• DIRECTION: Repeat each line exactly as it is written.

[Dataset records]
━━━━━━━━━━

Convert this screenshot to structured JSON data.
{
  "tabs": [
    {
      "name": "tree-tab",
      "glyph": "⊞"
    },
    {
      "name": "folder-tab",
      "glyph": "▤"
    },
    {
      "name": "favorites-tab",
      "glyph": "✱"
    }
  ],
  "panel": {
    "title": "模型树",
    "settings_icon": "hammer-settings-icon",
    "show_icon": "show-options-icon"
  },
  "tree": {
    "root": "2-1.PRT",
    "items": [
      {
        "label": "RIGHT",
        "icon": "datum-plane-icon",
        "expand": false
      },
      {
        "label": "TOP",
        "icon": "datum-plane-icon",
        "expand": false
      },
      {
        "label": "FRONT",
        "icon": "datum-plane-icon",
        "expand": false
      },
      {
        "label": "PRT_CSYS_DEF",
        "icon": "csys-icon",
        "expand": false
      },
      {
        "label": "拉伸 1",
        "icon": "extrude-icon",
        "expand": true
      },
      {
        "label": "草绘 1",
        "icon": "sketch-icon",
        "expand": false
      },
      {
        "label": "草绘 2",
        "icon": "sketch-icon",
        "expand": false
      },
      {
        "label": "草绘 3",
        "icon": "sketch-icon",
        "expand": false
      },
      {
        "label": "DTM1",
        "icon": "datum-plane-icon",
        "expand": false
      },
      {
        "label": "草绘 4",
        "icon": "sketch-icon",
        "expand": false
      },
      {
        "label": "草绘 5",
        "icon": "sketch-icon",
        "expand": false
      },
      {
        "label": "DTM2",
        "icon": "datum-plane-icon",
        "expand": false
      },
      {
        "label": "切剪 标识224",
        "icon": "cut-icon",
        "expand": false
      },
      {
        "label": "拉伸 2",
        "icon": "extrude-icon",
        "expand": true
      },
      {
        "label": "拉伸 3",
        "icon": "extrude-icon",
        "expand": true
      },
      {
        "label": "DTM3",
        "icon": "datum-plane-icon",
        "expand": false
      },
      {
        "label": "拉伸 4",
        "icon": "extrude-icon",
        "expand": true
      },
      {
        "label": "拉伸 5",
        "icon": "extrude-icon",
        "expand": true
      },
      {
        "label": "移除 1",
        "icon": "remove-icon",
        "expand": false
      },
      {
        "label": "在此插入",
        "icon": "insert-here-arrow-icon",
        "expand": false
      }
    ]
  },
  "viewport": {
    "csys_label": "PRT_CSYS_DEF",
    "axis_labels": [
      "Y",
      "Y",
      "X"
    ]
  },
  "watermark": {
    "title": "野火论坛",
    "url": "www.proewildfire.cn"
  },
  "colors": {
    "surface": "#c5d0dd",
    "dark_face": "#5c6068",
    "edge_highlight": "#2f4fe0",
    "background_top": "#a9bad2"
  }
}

━━━━━━━━━━

• OUTPUT FOR THIS TASK:
Convert this screenshot to structured JSON data.
{
  "tabs": [
    {
      "name": "tree-tab",
      "glyph": "⊞"
    },
    {
      "name": "folder-tab",
      "glyph": "▤"
    },
    {
      "name": "favorites-tab",
      "glyph": "✱"
    }
  ],
  "panel": {
    "title": "模型树",
    "settings_icon": "hammer-settings-icon",
    "show_icon": "show-options-icon"
  },
  "tree": {
    "root": "2-1.PRT",
    "items": [
      {
        "label": "RIGHT",
        "icon": "datum-plane-icon",
        "expand": false
      },
      {
        "label": "TOP",
        "icon": "datum-plane-icon",
        "expand": false
      },
      {
        "label": "FRONT",
        "icon": "datum-plane-icon",
        "expand": false
      },
      {
        "label": "PRT_CSYS_DEF",
        "icon": "csys-icon",
        "expand": false
      },
      {
        "label": "拉伸 1",
        "icon": "extrude-icon",
        "expand": true
      },
      {
        "label": "草绘 1",
        "icon": "sketch-icon",
        "expand": false
      },
      {
        "label": "草绘 2",
        "icon": "sketch-icon",
        "expand": false
      },
      {
        "label": "草绘 3",
        "icon": "sketch-icon",
        "expand": false
      },
      {
        "label": "DTM1",
        "icon": "datum-plane-icon",
        "expand": false
      },
      {
        "label": "草绘 4",
        "icon": "sketch-icon",
        "expand": false
      },
      {
        "label": "草绘 5",
        "icon": "sketch-icon",
        "expand": false
      },
      {
        "label": "DTM2",
        "icon": "datum-plane-icon",
        "expand": false
      },
      {
        "label": "切剪 标识224",
        "icon": "cut-icon",
        "expand": false
      },
      {
        "label": "拉伸 2",
        "icon": "extrude-icon",
        "expand": true
      },
      {
        "label": "拉伸 3",
        "icon": "extrude-icon",
        "expand": true
      },
      {
        "label": "DTM3",
        "icon": "datum-plane-icon",
        "expand": false
      },
      {
        "label": "拉伸 4",
        "icon": "extrude-icon",
        "expand": true
      },
      {
        "label": "拉伸 5",
        "icon": "extrude-icon",
        "expand": true
      },
      {
        "label": "移除 1",
        "icon": "remove-icon",
        "expand": false
      },
      {
        "label": "在此插入",
        "icon": "insert-here-arrow-icon",
        "expand": false
      }
    ]
  },
  "viewport": {
    "csys_label": "PRT_CSYS_DEF",
    "axis_labels": [
      "Y",
      "Y",
      "X"
    ]
  },
  "watermark": {
    "title": "野火论坛",
    "url": "www.proewildfire.cn"
  },
  "colors": {
    "surface": "#c5d0dd",
    "dark_face": "#5c6068",
    "edge_highlight": "#2f4fe0",
    "background_top": "#a9bad2"
  }
}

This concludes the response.